EXERCISE DESCRIPTION: Copy out every record below, word for word.

SUPPLIED INFORMATION:
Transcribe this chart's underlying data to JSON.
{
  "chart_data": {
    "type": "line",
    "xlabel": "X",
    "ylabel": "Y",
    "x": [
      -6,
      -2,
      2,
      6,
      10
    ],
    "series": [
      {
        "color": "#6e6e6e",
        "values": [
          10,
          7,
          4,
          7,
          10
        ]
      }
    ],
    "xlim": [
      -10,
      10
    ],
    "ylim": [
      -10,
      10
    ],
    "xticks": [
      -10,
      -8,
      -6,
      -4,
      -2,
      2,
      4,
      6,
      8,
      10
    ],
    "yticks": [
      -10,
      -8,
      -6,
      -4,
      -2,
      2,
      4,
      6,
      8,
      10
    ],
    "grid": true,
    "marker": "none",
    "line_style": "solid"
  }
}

CORRECT RESPONSE:
Transcribe this chart's underlying data to JSON.
{
  "chart_data": {
    "type": "line",
    "xlabel": "X",
    "ylabel": "Y",
    "x": [
      -6,
      -2,
      2,
      6,
      10
    ],
    "series": [
      {
        "color": "#6e6e6e",
        "values": [
          10,
          7,
          4,
          7,
          10
        ]
      }
    ],
    "xlim": [
      -10,
      10
    ],
    "ylim": [
      -10,
      10
    ],
    "xticks": [
      -10,
      -8,
      -6,
      -4,
      -2,
      2,
      4,
      6,
      8,
      10
    ],
    "yticks": [
      -10,
      -8,
      -6,
      -4,
      -2,
      2,
      4,
      6,
      8,
      10
    ],
    "grid": true,
    "marker": "none",
    "line_style": "solid"
  }
}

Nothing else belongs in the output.